YOUR INSTRUCTIONS -
Leave out the pictures and transcribe everything else exactly.

RAW RECORDS -
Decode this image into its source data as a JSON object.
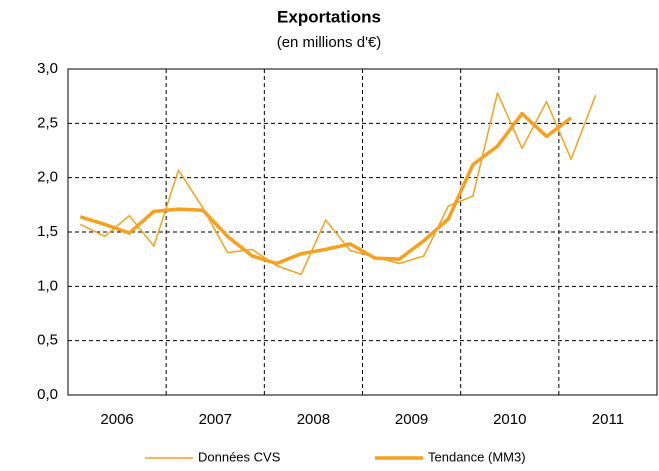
{
  "chart_data": {
    "type": "line",
    "title": "Exportations",
    "subtitle": "(en millions d'€)",
    "categories": [
      "2006",
      null,
      null,
      null,
      "2007",
      null,
      null,
      null,
      "2008",
      null,
      null,
      null,
      "2009",
      null,
      null,
      null,
      "2010",
      null,
      null,
      null,
      "2011",
      null
    ],
    "series": [
      {
        "name": "Données CVS",
        "color": "#f5a01e",
        "width": 1.5,
        "values": [
          1.57,
          1.46,
          1.65,
          1.37,
          2.07,
          1.72,
          1.31,
          1.34,
          1.19,
          1.11,
          1.61,
          1.33,
          1.27,
          1.21,
          1.28,
          1.74,
          1.83,
          2.78,
          2.27,
          2.7,
          2.17,
          2.76
        ]
      },
      {
        "name": "Tendance (MM3)",
        "color": "#f5a01e",
        "width": 3.5,
        "values": [
          1.64,
          1.57,
          1.49,
          1.69,
          1.71,
          1.7,
          1.46,
          1.28,
          1.21,
          1.3,
          1.34,
          1.39,
          1.26,
          1.25,
          1.42,
          1.62,
          2.12,
          2.29,
          2.59,
          2.38,
          2.55,
          null
        ]
      }
    ],
    "ylim": [
      0,
      3
    ],
    "yticks": [
      {
        "value": 0,
        "label": "0,0"
      },
      {
        "value": 0.5,
        "label": "0,5"
      },
      {
        "value": 1,
        "label": "1,0"
      },
      {
        "value": 1.5,
        "label": "1,5"
      },
      {
        "value": 2,
        "label": "2,0"
      },
      {
        "value": 2.5,
        "label": "2,5"
      },
      {
        "value": 3,
        "label": "3,0"
      }
    ],
    "grid": true,
    "legend": "bottom"
  }
}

SOLUTION TO THE PROBLEM -
Decode this image into its source data as a JSON object.
{
  "chart_data": {
    "type": "line",
    "title": "Exportations",
    "subtitle": "(en millions d'€)",
    "categories": [
      "2006",
      null,
      null,
      null,
      "2007",
      null,
      null,
      null,
      "2008",
      null,
      null,
      null,
      "2009",
      null,
      null,
      null,
      "2010",
      null,
      null,
      null,
      "2011",
      null
    ],
    "series": [
      {
        "name": "Données CVS",
        "color": "#f5a01e",
        "width": 1.5,
        "values": [
          1.57,
          1.46,
          1.65,
          1.37,
          2.07,
          1.72,
          1.31,
          1.34,
          1.19,
          1.11,
          1.61,
          1.33,
          1.27,
          1.21,
          1.28,
          1.74,
          1.83,
          2.78,
          2.27,
          2.7,
          2.17,
          2.76
        ]
      },
      {
        "name": "Tendance (MM3)",
        "color": "#f5a01e",
        "width": 3.5,
        "values": [
          1.64,
          1.57,
          1.49,
          1.69,
          1.71,
          1.7,
          1.46,
          1.28,
          1.21,
          1.3,
          1.34,
          1.39,
          1.26,
          1.25,
          1.42,
          1.62,
          2.12,
          2.29,
          2.59,
          2.38,
          2.55,
          null
        ]
      }
    ],
    "ylim": [
      0,
      3
    ],
    "yticks": [
      {
        "value": 0,
        "label": "0,0"
      },
      {
        "value": 0.5,
        "label": "0,5"
      },
      {
        "value": 1,
        "label": "1,0"
      },
      {
        "value": 1.5,
        "label": "1,5"
      },
      {
        "value": 2,
        "label": "2,0"
      },
      {
        "value": 2.5,
        "label": "2,5"
      },
      {
        "value": 3,
        "label": "3,0"
      }
    ],
    "grid": true,
    "legend": "bottom"
  }
}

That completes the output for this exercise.